Goal of the exercise
Without the pictures, can you quote each line below exactly?

--- start of Available records ---

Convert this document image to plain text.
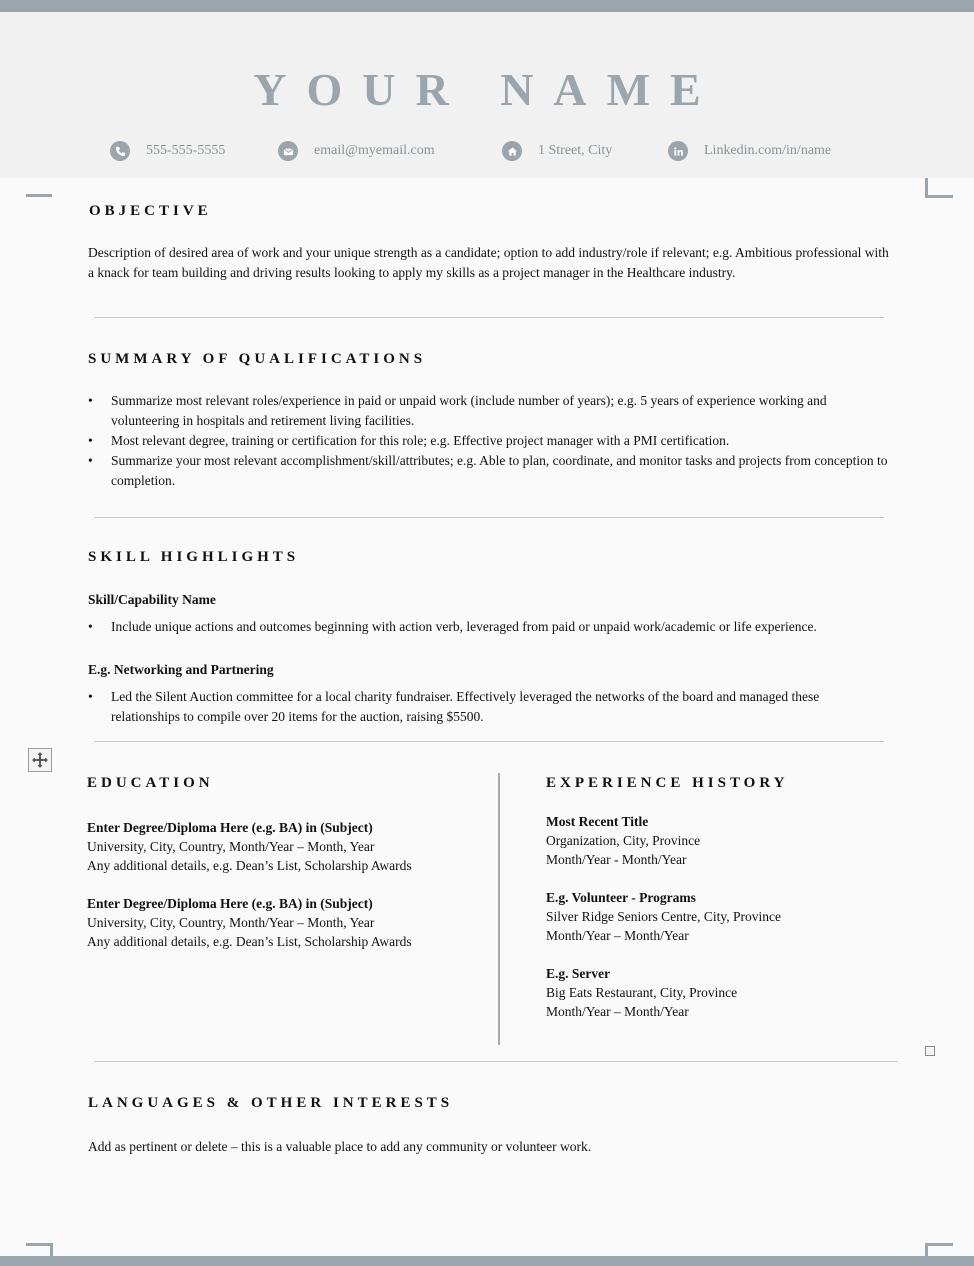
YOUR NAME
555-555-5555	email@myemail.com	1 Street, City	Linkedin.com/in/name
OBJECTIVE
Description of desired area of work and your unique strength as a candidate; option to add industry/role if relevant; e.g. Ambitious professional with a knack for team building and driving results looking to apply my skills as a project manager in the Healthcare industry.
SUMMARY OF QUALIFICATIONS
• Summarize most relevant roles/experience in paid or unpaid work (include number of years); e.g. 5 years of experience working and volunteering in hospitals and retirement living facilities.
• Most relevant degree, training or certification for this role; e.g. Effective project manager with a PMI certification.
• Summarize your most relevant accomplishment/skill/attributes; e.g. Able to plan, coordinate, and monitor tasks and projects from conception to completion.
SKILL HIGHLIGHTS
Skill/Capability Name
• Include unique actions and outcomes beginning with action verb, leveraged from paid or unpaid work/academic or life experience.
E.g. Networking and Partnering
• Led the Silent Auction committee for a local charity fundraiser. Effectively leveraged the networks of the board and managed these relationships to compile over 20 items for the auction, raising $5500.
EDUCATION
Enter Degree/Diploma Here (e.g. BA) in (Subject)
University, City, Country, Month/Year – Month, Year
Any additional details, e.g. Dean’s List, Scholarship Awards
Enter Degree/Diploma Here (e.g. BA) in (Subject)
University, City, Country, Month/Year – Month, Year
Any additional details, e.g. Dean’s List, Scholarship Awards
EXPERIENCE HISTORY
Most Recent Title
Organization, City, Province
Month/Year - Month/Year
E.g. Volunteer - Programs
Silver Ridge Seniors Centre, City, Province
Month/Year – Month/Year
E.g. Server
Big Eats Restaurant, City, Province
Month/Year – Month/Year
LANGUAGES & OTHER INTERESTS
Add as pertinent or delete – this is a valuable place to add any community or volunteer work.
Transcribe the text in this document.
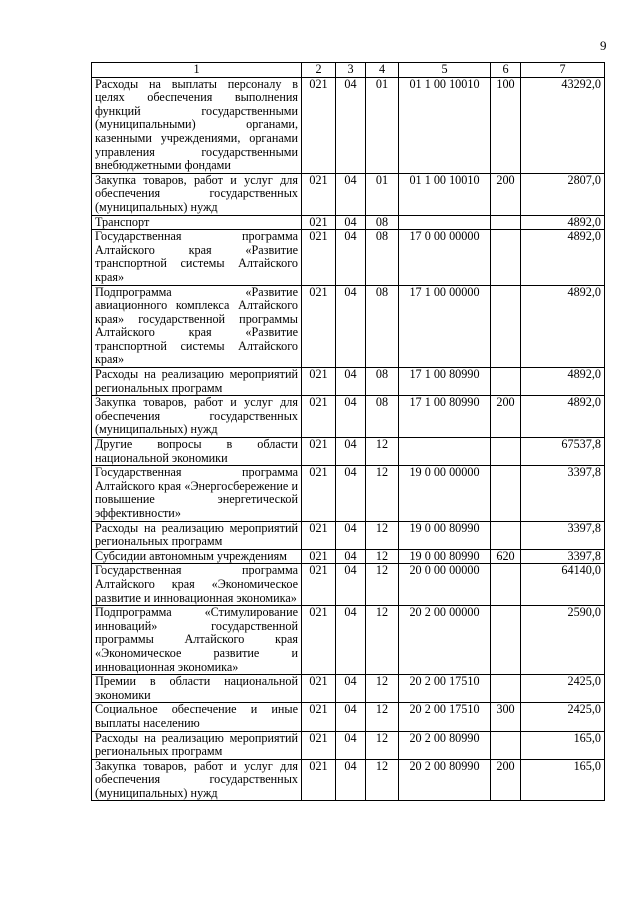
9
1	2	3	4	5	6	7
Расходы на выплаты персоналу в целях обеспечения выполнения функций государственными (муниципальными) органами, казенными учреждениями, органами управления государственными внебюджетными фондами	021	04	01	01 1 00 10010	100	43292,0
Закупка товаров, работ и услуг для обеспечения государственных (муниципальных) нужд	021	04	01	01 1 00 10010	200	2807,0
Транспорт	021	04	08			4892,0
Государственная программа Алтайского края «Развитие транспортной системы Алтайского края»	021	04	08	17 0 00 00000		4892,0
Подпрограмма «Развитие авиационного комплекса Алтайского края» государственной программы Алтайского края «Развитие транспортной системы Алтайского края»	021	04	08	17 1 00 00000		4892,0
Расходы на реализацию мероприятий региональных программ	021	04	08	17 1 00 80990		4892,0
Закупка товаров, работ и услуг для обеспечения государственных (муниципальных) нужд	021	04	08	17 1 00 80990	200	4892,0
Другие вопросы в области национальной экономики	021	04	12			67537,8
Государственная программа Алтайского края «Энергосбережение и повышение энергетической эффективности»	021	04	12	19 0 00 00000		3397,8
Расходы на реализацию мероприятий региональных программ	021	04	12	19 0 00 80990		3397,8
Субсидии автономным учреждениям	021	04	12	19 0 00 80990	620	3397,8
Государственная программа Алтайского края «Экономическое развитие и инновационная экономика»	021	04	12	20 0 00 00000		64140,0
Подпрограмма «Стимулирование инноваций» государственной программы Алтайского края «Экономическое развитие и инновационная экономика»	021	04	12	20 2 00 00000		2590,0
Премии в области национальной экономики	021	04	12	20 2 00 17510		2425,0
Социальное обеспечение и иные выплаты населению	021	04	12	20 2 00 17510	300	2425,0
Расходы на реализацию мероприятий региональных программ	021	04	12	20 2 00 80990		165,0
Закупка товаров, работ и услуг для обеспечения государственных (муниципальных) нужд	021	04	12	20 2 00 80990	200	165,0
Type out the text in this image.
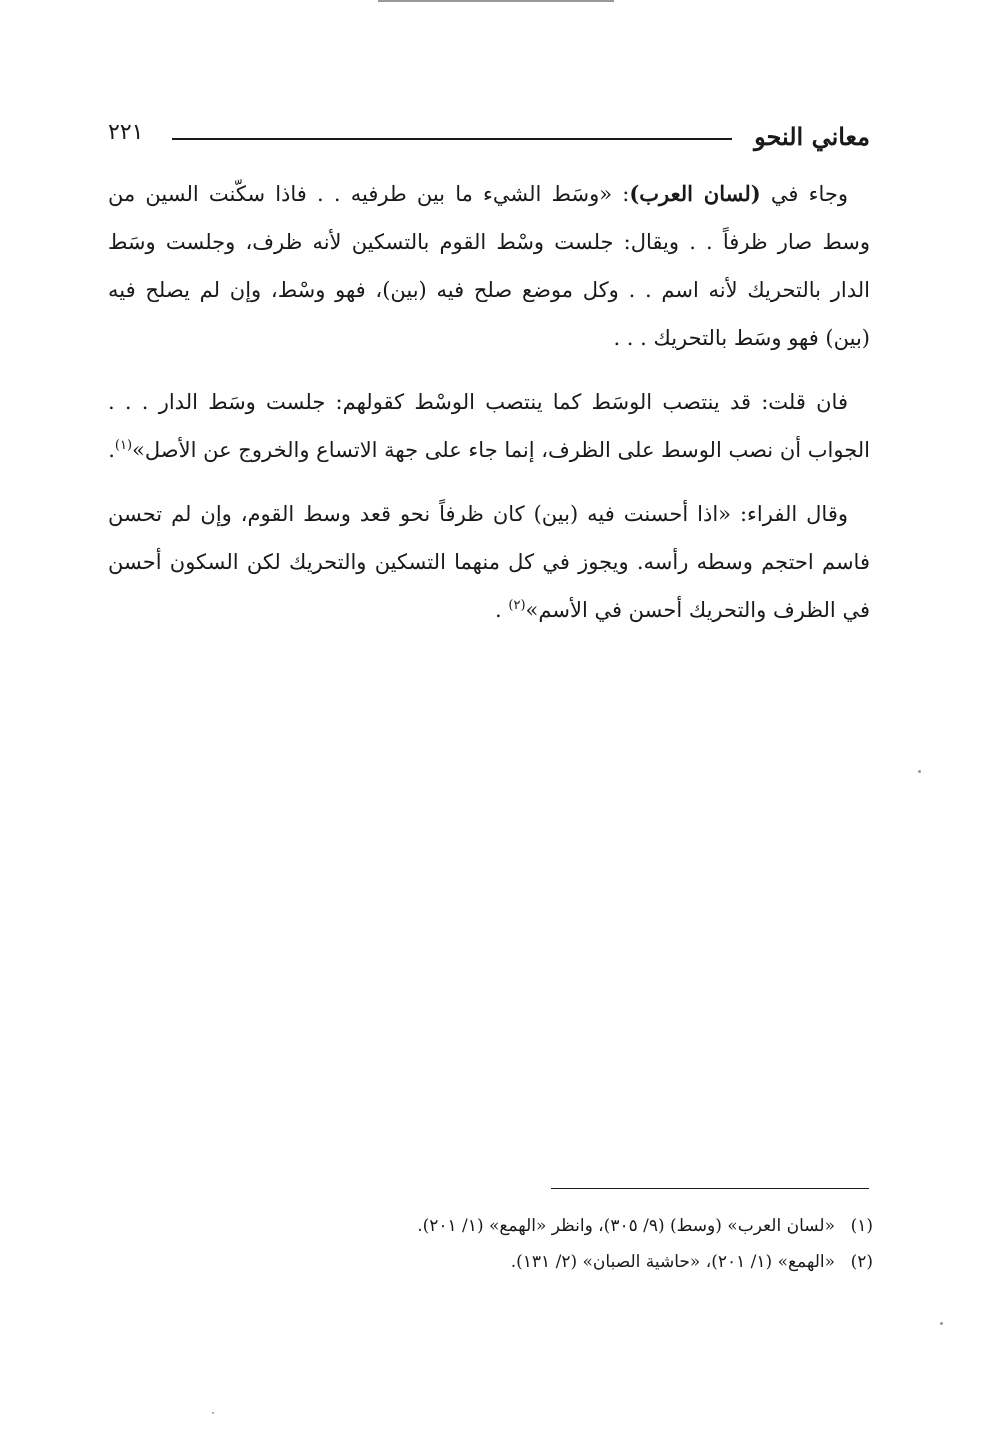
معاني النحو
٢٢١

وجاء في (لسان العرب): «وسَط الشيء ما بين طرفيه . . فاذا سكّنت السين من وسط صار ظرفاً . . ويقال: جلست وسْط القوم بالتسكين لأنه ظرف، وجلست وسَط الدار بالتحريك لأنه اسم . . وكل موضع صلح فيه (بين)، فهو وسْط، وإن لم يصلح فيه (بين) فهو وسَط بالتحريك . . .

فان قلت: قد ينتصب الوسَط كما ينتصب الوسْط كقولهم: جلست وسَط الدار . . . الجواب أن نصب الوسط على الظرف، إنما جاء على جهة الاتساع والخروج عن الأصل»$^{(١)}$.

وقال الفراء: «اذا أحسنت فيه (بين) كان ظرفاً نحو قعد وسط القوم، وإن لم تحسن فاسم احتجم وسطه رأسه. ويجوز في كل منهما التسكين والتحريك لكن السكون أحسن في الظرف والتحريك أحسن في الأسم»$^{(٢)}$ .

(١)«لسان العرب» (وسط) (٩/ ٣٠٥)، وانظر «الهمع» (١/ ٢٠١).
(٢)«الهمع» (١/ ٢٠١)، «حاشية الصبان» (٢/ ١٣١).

--- end of Available records ---

Result of the task
Convert this document image to plain text.
YOUR NAME
555-555-5555	email@myemail.com	1 Street, City	Linkedin.com/in/name
OBJECTIVE
Description of desired area of work and your unique strength as a candidate; option to add industry/role if relevant; e.g. Ambitious professional with a knack for team building and driving results looking to apply my skills as a project manager in the Healthcare industry.
SUMMARY OF QUALIFICATIONS
• Summarize most relevant roles/experience in paid or unpaid work (include number of years); e.g. 5 years of experience working and volunteering in hospitals and retirement living facilities.
• Most relevant degree, training or certification for this role; e.g. Effective project manager with a PMI certification.
• Summarize your most relevant accomplishment/skill/attributes; e.g. Able to plan, coordinate, and monitor tasks and projects from conception to completion.
SKILL HIGHLIGHTS
Skill/Capability Name
• Include unique actions and outcomes beginning with action verb, leveraged from paid or unpaid work/academic or life experience.
E.g. Networking and Partnering
• Led the Silent Auction committee for a local charity fundraiser. Effectively leveraged the networks of the board and managed these relationships to compile over 20 items for the auction, raising $5500.
EDUCATION
Enter Degree/Diploma Here (e.g. BA) in (Subject)
University, City, Country, Month/Year – Month, Year
Any additional details, e.g. Dean’s List, Scholarship Awards
Enter Degree/Diploma Here (e.g. BA) in (Subject)
University, City, Country, Month/Year – Month, Year
Any additional details, e.g. Dean’s List, Scholarship Awards
EXPERIENCE HISTORY
Most Recent Title
Organization, City, Province
Month/Year - Month/Year
E.g. Volunteer - Programs
Silver Ridge Seniors Centre, City, Province
Month/Year – Month/Year
E.g. Server
Big Eats Restaurant, City, Province
Month/Year – Month/Year
LANGUAGES & OTHER INTERESTS
Add as pertinent or delete – this is a valuable place to add any community or volunteer work.
Transcribe the text in this document.
9
1	2	3	4	5	6	7
Расходы на выплаты персоналу в целях обеспечения выполнения функций государственными (муниципальными) органами, казенными учреждениями, органами управления государственными внебюджетными фондами	021	04	01	01 1 00 10010	100	43292,0
Закупка товаров, работ и услуг для обеспечения государственных (муниципальных) нужд	021	04	01	01 1 00 10010	200	2807,0
Транспорт	021	04	08			4892,0
Государственная программа Алтайского края «Развитие транспортной системы Алтайского края»	021	04	08	17 0 00 00000		4892,0
Подпрограмма «Развитие авиационного комплекса Алтайского края» государственной программы Алтайского края «Развитие транспортной системы Алтайского края»	021	04	08	17 1 00 00000		4892,0
Расходы на реализацию мероприятий региональных программ	021	04	08	17 1 00 80990		4892,0
Закупка товаров, работ и услуг для обеспечения государственных (муниципальных) нужд	021	04	08	17 1 00 80990	200	4892,0
Другие вопросы в области национальной экономики	021	04	12			67537,8
Государственная программа Алтайского края «Энергосбережение и повышение энергетической эффективности»	021	04	12	19 0 00 00000		3397,8
Расходы на реализацию мероприятий региональных программ	021	04	12	19 0 00 80990		3397,8
Субсидии автономным учреждениям	021	04	12	19 0 00 80990	620	3397,8
Государственная программа Алтайского края «Экономическое развитие и инновационная экономика»	021	04	12	20 0 00 00000		64140,0
Подпрограмма «Стимулирование инноваций» государственной программы Алтайского края «Экономическое развитие и инновационная экономика»	021	04	12	20 2 00 00000		2590,0
Премии в области национальной экономики	021	04	12	20 2 00 17510		2425,0
Социальное обеспечение и иные выплаты населению	021	04	12	20 2 00 17510	300	2425,0
Расходы на реализацию мероприятий региональных программ	021	04	12	20 2 00 80990		165,0
Закупка товаров, работ и услуг для обеспечения государственных (муниципальных) нужд	021	04	12	20 2 00 80990	200	165,0
Type out the text in this image.
معاني النحو
٢٢١

وجاء في (لسان العرب): «وسَط الشيء ما بين طرفيه . . فاذا سكّنت السين من وسط صار ظرفاً . . ويقال: جلست وسْط القوم بالتسكين لأنه ظرف، وجلست وسَط الدار بالتحريك لأنه اسم . . وكل موضع صلح فيه (بين)، فهو وسْط، وإن لم يصلح فيه (بين) فهو وسَط بالتحريك . . .

فان قلت: قد ينتصب الوسَط كما ينتصب الوسْط كقولهم: جلست وسَط الدار . . . الجواب أن نصب الوسط على الظرف، إنما جاء على جهة الاتساع والخروج عن الأصل»$^{(١)}$.

وقال الفراء: «اذا أحسنت فيه (بين) كان ظرفاً نحو قعد وسط القوم، وإن لم تحسن فاسم احتجم وسطه رأسه. ويجوز في كل منهما التسكين والتحريك لكن السكون أحسن في الظرف والتحريك أحسن في الأسم»$^{(٢)}$ .

(١)«لسان العرب» (وسط) (٩/ ٣٠٥)، وانظر «الهمع» (١/ ٢٠١).
(٢)«الهمع» (١/ ٢٠١)، «حاشية الصبان» (٢/ ١٣١).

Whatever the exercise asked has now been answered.